- **Request**
Within the listing below, locate all lines containing the word "Historique". Copy each one.
-------- Data for processing --------
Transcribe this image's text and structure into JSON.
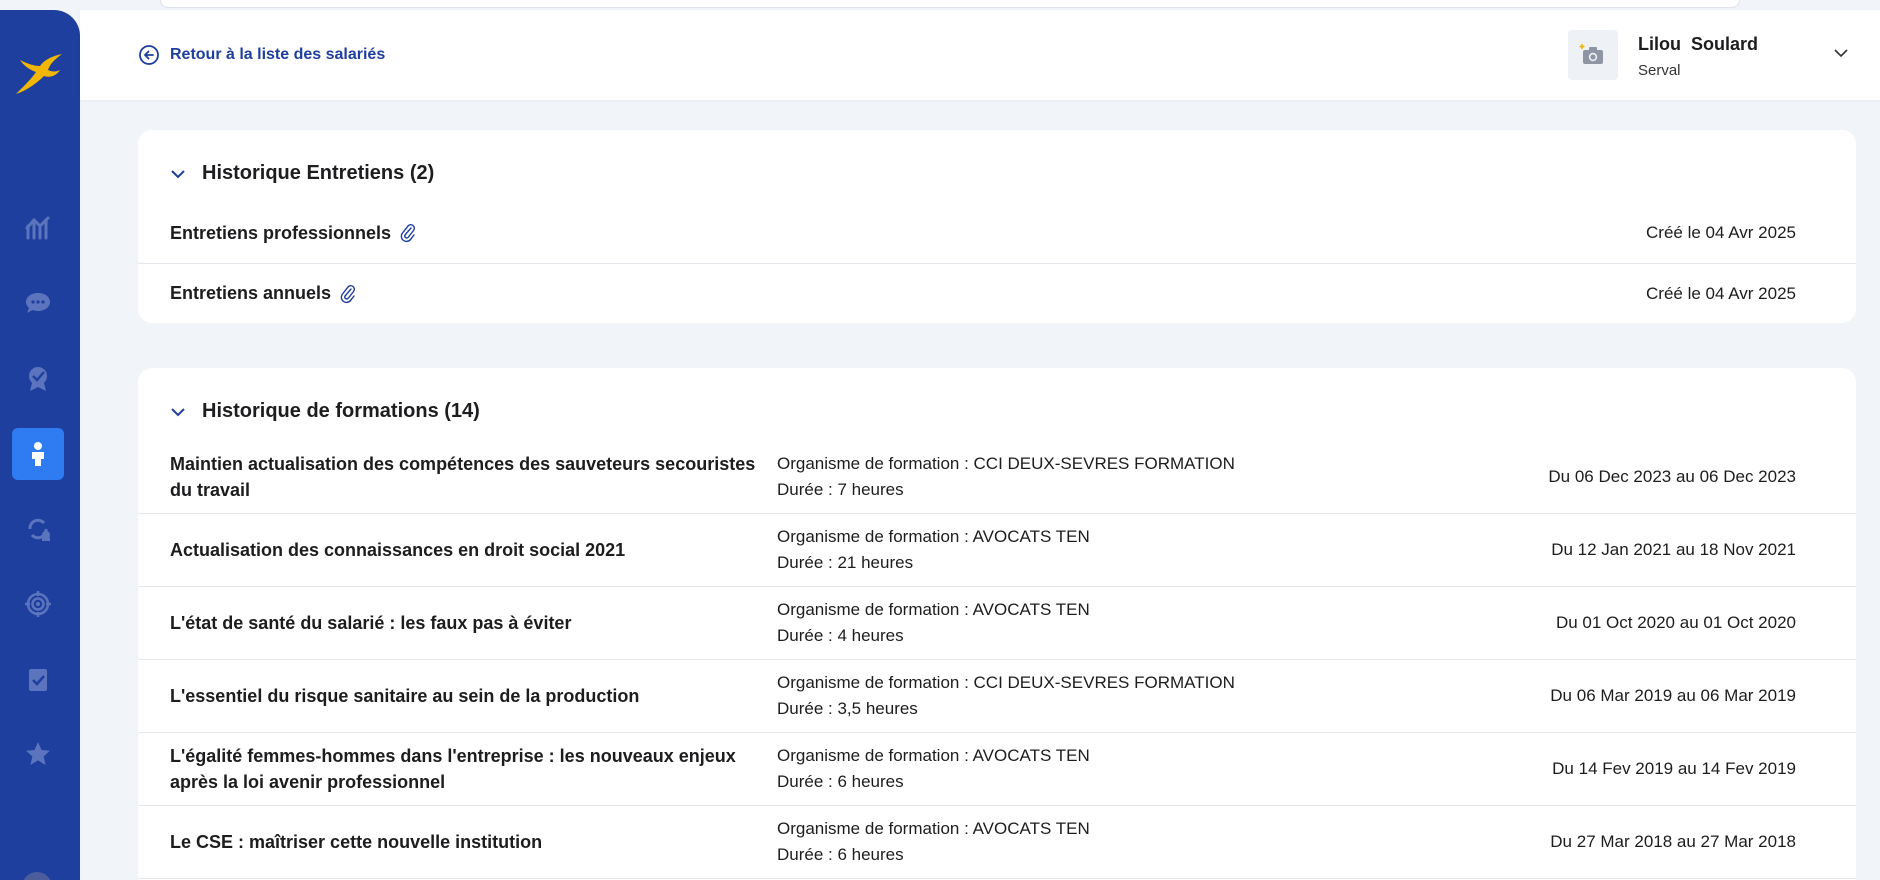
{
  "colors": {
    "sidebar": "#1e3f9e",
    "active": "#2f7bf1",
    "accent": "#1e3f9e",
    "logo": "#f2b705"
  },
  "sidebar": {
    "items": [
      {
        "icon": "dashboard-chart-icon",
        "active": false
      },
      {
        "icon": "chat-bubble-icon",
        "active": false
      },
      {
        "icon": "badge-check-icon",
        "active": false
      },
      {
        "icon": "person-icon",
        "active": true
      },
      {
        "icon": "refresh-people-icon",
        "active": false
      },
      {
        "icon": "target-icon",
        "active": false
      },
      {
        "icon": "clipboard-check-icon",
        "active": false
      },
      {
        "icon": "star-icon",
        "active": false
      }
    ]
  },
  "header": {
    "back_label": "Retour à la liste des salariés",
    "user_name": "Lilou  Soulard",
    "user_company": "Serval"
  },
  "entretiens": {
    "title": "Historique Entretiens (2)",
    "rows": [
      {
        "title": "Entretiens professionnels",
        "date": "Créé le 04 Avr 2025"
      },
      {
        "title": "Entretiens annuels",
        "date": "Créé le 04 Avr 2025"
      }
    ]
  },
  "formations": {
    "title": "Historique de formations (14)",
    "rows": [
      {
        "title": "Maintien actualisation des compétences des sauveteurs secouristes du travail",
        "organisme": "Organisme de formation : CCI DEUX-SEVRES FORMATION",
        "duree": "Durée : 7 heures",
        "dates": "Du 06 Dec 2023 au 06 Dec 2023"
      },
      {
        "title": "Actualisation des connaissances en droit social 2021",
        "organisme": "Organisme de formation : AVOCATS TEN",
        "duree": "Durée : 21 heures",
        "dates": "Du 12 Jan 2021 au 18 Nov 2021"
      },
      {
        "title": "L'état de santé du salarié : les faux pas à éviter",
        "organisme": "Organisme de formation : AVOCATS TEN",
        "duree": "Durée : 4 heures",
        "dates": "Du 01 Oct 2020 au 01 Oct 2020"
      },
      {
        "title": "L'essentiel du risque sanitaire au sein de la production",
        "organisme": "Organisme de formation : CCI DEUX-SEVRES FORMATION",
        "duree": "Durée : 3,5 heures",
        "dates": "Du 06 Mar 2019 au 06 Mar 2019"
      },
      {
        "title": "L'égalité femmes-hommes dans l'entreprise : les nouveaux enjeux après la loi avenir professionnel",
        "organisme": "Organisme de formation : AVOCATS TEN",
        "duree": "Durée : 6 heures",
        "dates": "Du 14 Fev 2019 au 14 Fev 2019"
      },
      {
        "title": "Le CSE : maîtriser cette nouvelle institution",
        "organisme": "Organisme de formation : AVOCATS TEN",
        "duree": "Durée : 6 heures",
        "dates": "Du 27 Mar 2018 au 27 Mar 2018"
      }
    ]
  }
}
--------
- **Exercise solution**
    "title": "Historique Entretiens (2)",
    "title": "Historique de formations (14)",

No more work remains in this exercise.